Stored records:

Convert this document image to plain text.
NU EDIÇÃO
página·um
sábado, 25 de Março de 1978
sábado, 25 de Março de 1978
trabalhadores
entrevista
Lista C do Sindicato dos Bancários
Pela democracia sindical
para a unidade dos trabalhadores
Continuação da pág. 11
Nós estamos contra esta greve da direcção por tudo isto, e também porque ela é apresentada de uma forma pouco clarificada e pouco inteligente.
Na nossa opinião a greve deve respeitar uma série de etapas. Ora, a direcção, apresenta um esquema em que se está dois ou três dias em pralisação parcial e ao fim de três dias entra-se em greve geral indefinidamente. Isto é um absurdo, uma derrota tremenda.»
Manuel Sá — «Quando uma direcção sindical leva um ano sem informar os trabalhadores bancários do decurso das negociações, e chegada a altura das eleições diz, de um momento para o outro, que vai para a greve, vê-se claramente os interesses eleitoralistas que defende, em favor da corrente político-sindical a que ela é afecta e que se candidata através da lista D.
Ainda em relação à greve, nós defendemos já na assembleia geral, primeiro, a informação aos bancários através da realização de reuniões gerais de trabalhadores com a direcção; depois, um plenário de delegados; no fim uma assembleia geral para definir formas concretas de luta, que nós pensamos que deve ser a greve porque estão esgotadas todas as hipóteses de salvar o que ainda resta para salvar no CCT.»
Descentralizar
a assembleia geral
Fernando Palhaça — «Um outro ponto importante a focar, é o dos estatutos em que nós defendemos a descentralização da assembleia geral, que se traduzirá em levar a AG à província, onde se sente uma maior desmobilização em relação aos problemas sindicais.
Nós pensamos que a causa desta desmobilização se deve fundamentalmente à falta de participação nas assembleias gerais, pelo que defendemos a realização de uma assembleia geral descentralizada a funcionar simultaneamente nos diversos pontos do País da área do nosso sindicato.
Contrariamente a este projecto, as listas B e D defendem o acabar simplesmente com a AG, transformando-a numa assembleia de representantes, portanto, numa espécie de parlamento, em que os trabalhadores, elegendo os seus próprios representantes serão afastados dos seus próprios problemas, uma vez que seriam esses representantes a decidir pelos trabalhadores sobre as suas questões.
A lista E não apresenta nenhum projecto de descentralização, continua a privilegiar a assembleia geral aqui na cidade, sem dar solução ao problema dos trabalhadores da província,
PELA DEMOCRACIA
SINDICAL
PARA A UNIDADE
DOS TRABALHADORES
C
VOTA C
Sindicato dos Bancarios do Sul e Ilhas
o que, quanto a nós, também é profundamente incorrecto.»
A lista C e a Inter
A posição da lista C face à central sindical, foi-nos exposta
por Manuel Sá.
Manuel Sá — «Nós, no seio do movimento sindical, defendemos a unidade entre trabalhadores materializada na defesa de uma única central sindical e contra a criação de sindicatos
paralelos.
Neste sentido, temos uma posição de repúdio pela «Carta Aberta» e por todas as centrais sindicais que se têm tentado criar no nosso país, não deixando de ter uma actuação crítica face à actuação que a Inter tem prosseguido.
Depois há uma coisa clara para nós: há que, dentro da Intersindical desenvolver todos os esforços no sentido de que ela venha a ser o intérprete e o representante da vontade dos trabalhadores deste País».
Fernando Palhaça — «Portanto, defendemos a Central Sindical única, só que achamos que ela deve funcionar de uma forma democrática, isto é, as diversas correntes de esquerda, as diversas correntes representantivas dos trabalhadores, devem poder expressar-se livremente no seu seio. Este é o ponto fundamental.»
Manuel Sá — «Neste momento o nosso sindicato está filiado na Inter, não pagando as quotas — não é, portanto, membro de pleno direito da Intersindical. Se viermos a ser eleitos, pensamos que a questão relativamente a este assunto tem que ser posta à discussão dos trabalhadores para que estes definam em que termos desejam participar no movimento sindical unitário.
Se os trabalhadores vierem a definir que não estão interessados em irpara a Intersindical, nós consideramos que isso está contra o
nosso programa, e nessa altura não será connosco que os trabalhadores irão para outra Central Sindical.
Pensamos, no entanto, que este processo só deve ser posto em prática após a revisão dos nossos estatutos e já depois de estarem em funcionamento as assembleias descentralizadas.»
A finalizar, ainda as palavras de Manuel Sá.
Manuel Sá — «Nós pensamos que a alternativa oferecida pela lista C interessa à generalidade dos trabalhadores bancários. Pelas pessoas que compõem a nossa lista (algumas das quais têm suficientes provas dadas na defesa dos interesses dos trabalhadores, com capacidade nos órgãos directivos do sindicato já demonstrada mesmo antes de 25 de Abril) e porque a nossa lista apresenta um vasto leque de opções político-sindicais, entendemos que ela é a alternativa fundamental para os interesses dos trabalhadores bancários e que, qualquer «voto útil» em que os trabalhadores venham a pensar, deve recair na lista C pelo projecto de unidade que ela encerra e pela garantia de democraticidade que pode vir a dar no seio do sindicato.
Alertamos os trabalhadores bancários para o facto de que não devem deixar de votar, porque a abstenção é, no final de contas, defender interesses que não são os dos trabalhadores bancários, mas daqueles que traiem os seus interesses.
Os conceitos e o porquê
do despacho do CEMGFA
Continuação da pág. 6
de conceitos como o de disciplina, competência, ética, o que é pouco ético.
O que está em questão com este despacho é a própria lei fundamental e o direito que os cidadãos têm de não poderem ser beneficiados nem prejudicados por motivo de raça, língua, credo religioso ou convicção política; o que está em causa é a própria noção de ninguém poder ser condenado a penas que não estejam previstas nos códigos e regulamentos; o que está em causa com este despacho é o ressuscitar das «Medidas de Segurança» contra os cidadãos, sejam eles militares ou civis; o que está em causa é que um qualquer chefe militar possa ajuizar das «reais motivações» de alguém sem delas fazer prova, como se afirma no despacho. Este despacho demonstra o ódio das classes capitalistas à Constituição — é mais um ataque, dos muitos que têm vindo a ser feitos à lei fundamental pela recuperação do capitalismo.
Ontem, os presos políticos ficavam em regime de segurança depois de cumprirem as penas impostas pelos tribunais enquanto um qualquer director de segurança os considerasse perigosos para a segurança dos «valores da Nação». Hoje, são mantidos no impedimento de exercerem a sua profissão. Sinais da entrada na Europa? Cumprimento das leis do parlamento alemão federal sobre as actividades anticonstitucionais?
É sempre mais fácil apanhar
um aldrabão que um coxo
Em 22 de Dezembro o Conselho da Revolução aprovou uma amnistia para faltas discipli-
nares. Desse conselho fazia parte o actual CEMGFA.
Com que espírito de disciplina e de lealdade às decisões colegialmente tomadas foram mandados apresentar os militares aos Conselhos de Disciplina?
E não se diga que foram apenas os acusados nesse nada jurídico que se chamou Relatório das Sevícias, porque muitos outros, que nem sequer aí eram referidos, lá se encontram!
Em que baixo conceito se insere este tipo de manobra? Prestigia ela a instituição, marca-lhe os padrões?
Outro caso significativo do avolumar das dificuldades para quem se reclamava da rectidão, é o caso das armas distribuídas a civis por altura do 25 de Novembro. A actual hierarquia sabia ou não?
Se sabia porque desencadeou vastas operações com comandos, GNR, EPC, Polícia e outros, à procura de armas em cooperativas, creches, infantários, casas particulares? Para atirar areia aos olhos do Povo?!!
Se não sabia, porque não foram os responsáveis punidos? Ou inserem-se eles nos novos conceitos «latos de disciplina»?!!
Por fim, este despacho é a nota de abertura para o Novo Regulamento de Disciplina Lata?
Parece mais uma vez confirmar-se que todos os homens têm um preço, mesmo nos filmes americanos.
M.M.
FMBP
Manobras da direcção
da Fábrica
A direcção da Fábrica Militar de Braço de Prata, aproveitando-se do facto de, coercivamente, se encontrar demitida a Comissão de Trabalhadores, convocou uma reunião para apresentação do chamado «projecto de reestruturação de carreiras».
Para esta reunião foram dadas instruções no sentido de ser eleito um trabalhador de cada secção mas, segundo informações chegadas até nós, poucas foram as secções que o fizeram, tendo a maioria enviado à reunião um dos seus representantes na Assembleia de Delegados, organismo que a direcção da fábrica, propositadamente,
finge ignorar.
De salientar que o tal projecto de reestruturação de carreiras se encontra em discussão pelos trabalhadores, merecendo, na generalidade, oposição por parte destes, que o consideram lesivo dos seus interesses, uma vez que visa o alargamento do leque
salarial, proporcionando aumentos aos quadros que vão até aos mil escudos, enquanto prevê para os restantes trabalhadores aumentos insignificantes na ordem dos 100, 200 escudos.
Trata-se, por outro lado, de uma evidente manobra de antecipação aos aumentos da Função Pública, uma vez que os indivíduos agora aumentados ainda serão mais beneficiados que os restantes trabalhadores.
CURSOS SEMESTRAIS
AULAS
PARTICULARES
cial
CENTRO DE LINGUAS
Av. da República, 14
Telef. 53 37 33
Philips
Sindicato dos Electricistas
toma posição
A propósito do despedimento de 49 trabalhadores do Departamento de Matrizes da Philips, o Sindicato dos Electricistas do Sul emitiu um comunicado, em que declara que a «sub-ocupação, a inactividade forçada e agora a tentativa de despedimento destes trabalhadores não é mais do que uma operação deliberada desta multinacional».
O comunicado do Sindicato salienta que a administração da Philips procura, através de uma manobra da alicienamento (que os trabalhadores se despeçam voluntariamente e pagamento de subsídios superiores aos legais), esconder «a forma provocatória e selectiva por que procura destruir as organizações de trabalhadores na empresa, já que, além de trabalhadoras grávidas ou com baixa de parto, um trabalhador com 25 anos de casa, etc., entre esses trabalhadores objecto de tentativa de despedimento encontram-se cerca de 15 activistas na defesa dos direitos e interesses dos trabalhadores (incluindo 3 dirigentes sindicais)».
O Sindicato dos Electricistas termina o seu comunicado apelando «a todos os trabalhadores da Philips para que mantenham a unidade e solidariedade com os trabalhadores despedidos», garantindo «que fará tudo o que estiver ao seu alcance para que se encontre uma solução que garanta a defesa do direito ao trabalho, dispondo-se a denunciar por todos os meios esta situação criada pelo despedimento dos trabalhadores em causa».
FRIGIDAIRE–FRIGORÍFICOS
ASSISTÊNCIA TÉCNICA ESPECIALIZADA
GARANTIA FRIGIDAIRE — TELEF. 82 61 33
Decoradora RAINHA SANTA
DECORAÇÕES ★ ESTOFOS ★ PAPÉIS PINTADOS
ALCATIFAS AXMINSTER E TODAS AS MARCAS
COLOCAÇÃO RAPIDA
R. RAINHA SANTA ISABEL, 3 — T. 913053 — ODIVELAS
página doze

• [Exercise task]
Find each line that has the word "RAINHA", then copy it out.

• [Answer]
Decoradora RAINHA SANTA
R. RAINHA SANTA ISABEL, 3 — T. 913053 — ODIVELAS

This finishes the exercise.